Material for this task start
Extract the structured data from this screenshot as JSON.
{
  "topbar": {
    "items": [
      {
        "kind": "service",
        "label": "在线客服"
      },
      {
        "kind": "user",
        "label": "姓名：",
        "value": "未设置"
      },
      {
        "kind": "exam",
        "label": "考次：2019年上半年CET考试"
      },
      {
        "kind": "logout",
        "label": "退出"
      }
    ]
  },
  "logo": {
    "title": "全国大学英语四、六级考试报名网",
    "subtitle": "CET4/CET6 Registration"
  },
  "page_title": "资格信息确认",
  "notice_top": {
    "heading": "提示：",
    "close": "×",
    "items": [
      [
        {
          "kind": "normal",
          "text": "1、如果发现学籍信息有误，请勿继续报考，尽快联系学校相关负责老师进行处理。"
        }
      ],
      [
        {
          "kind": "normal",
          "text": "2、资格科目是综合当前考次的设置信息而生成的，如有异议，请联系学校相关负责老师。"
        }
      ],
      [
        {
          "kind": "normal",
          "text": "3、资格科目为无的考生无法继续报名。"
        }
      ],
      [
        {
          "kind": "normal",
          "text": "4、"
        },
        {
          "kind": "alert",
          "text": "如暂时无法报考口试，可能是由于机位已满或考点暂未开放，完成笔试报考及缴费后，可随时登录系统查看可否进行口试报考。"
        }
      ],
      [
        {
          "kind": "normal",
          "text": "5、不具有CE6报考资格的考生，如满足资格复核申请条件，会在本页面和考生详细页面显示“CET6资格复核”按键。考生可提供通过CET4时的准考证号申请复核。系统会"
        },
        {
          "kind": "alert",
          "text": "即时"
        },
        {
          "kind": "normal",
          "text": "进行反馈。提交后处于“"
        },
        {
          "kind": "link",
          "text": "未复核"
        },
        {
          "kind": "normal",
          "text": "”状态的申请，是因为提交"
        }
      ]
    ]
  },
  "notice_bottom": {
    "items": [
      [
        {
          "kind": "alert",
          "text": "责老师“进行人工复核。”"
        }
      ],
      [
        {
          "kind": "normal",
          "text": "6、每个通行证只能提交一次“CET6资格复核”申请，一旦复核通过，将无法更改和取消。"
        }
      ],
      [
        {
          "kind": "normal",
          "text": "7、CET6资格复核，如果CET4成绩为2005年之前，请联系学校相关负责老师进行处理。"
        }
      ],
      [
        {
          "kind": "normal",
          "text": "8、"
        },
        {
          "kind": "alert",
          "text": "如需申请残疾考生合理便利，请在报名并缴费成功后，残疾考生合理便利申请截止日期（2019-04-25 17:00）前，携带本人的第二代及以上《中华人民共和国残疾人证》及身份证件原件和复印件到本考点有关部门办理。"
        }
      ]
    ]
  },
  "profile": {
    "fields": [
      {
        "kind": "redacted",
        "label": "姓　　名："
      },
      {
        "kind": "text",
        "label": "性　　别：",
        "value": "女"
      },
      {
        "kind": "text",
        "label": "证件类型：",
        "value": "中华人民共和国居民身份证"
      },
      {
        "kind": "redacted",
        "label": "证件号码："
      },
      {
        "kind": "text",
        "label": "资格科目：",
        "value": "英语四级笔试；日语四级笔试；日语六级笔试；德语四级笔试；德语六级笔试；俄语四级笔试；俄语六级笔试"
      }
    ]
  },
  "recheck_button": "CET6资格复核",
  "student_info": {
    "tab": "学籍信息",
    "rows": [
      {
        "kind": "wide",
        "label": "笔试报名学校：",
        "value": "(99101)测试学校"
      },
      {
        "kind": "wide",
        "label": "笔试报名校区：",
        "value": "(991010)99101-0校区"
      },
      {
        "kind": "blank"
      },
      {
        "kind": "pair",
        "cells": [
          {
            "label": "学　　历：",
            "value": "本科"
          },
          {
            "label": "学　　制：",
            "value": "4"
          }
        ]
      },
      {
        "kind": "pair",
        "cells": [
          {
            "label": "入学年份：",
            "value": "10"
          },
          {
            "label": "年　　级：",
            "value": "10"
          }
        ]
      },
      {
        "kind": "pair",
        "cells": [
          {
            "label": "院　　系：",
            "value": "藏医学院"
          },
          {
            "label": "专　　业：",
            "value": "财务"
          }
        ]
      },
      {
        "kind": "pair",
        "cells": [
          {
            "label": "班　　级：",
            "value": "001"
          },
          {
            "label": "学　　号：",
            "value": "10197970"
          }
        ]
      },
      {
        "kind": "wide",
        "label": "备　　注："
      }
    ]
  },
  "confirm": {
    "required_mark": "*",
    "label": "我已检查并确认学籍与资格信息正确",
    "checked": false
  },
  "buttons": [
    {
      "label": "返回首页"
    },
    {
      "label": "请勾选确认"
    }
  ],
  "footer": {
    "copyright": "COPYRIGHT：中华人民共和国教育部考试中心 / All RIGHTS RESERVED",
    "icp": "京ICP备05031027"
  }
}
Material for this task end
Material for this task start
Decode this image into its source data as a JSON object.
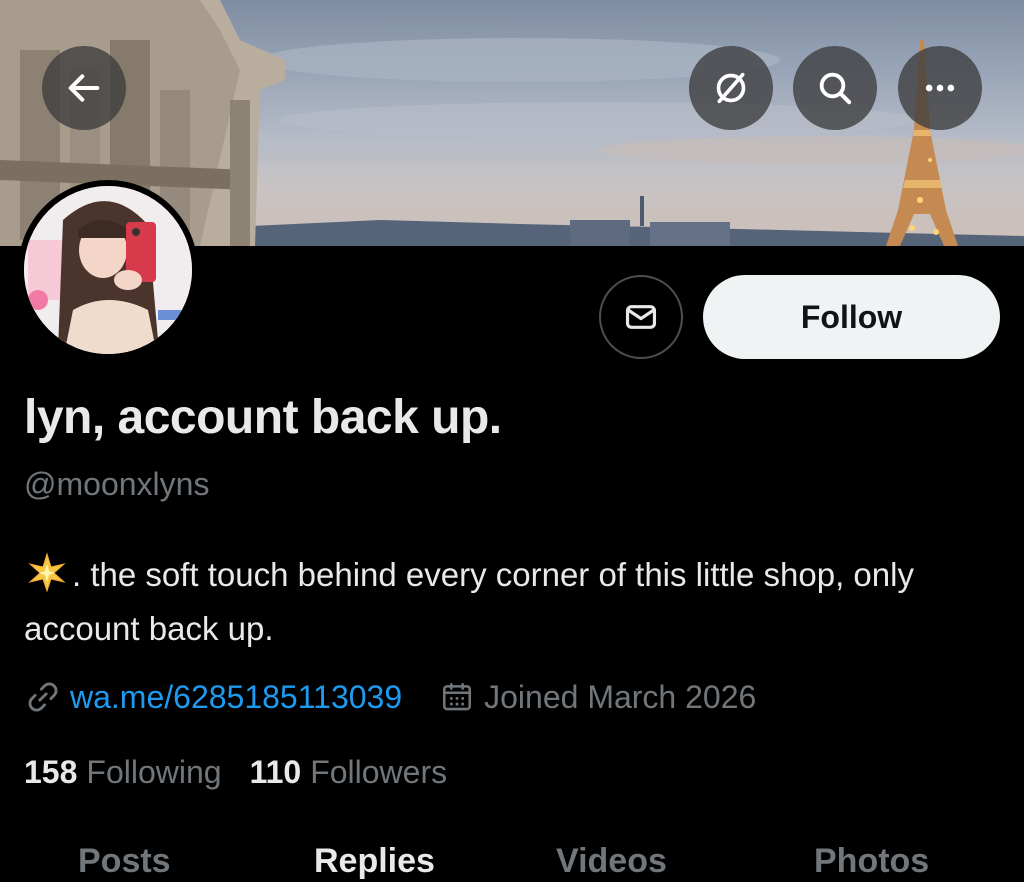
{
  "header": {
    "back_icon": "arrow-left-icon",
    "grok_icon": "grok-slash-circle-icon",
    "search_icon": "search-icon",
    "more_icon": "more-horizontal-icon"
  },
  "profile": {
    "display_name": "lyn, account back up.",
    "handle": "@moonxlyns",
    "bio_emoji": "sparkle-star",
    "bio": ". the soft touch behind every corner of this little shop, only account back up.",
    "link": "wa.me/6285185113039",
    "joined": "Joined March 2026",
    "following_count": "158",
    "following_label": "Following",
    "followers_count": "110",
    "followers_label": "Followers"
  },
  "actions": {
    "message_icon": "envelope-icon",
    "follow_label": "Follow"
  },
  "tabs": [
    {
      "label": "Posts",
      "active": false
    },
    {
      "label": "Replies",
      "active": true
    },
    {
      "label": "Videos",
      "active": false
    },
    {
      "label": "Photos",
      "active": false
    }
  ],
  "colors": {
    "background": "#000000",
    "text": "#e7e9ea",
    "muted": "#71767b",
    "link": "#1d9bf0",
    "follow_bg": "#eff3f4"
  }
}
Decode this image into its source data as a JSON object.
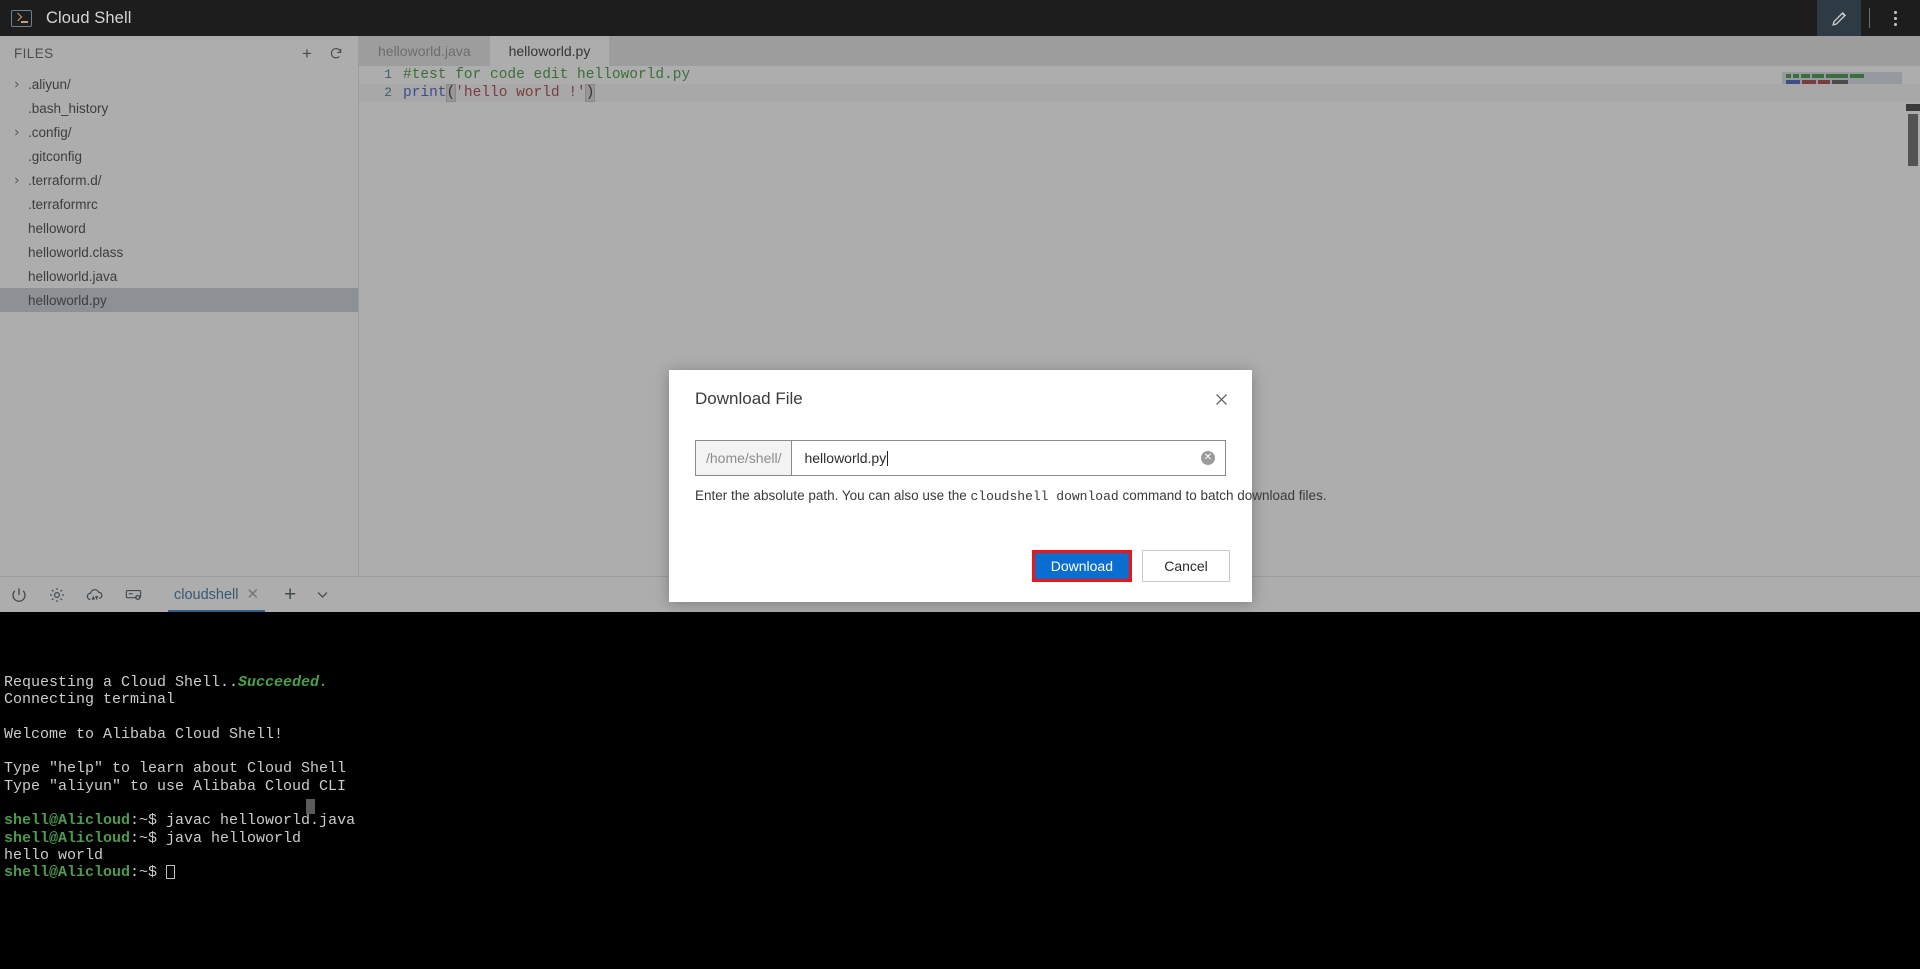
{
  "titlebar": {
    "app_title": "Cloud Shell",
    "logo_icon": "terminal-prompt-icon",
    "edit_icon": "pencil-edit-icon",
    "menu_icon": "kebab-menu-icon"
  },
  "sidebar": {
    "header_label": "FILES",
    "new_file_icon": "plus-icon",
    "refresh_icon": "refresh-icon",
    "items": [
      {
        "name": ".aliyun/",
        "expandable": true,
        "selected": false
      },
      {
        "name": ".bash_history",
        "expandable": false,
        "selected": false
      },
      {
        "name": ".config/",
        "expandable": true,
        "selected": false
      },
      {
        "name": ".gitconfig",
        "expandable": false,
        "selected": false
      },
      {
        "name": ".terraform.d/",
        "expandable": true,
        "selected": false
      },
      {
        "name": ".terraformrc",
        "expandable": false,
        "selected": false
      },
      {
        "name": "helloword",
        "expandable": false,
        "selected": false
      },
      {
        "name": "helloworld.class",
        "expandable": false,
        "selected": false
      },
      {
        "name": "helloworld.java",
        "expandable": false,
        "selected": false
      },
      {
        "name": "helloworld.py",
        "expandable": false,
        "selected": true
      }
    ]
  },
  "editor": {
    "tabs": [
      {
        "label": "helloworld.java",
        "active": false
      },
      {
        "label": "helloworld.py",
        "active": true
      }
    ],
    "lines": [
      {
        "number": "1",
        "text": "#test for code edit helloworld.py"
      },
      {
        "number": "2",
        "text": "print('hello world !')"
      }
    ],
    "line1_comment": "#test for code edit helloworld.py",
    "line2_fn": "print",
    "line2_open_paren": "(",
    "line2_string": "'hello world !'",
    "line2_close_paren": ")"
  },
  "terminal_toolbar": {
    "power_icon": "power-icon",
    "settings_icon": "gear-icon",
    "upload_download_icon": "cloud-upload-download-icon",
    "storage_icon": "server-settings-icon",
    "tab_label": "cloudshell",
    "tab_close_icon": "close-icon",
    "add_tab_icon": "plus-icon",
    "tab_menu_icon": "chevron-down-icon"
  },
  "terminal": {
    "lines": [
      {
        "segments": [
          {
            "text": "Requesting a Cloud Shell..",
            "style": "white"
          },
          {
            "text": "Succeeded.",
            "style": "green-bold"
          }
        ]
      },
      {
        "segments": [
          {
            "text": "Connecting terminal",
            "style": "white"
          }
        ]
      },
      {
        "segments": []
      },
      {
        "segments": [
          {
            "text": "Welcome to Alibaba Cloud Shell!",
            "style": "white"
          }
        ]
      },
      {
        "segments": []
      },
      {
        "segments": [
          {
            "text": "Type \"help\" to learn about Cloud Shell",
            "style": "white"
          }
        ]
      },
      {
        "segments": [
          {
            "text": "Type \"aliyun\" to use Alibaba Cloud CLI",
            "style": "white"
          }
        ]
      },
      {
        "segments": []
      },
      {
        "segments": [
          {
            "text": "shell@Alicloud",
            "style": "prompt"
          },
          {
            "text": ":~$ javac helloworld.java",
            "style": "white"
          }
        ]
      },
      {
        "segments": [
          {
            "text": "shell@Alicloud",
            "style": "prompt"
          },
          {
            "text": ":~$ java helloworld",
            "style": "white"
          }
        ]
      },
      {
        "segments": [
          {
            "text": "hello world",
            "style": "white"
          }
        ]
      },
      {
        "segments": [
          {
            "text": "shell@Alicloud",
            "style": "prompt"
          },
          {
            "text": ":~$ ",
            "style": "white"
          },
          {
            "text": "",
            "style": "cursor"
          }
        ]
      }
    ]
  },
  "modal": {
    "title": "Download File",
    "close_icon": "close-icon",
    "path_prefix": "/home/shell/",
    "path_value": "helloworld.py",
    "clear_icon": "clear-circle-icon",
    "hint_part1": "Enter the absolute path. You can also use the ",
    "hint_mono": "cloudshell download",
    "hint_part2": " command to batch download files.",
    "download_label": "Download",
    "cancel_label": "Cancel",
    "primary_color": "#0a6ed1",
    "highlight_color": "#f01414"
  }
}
Material for this task end
Material for this task start
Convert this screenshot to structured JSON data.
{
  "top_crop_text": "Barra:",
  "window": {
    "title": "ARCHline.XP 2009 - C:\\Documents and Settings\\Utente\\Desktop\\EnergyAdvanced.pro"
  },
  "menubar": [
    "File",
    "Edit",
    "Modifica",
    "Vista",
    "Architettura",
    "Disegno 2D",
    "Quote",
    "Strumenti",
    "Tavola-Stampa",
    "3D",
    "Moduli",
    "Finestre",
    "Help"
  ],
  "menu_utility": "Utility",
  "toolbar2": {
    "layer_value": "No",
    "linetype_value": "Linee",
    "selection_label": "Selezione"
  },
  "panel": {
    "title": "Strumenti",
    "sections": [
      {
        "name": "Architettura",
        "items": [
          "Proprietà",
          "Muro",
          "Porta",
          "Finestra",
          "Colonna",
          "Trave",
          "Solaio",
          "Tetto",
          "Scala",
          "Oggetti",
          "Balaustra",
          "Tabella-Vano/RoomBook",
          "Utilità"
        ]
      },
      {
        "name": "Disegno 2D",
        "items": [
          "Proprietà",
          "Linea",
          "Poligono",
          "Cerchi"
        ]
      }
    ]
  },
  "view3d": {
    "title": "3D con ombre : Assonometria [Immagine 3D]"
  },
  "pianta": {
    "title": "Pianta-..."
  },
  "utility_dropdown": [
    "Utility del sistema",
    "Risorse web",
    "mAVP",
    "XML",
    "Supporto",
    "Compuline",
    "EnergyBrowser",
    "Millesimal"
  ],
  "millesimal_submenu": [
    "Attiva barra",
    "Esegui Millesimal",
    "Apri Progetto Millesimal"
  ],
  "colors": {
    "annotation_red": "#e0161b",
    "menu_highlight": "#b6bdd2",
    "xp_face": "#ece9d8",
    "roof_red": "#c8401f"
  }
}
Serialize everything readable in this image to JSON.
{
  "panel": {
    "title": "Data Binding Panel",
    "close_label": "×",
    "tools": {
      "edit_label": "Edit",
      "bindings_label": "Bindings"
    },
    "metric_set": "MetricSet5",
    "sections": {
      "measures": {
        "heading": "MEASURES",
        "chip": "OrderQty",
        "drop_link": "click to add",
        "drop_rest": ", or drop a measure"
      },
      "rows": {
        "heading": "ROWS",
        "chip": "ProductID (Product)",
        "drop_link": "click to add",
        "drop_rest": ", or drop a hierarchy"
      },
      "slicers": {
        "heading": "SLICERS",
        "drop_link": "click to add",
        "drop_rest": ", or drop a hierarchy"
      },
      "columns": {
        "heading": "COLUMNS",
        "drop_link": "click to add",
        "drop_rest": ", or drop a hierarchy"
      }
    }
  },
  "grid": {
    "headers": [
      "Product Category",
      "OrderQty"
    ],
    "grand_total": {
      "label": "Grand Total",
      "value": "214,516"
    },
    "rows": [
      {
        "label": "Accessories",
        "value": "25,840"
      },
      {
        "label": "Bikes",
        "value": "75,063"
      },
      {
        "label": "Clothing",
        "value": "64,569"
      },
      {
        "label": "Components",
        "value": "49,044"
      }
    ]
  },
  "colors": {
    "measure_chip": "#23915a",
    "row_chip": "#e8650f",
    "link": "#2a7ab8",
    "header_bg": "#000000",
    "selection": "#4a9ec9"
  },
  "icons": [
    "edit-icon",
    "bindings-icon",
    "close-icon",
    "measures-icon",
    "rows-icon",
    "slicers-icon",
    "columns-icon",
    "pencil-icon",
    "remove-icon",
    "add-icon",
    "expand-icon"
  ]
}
Material for this task end
### Objective:
Search the data for "pencil". Copy every line that has it.

### Full response:
    "edit_icon": "pencil-edit-icon",
    "pencil-icon",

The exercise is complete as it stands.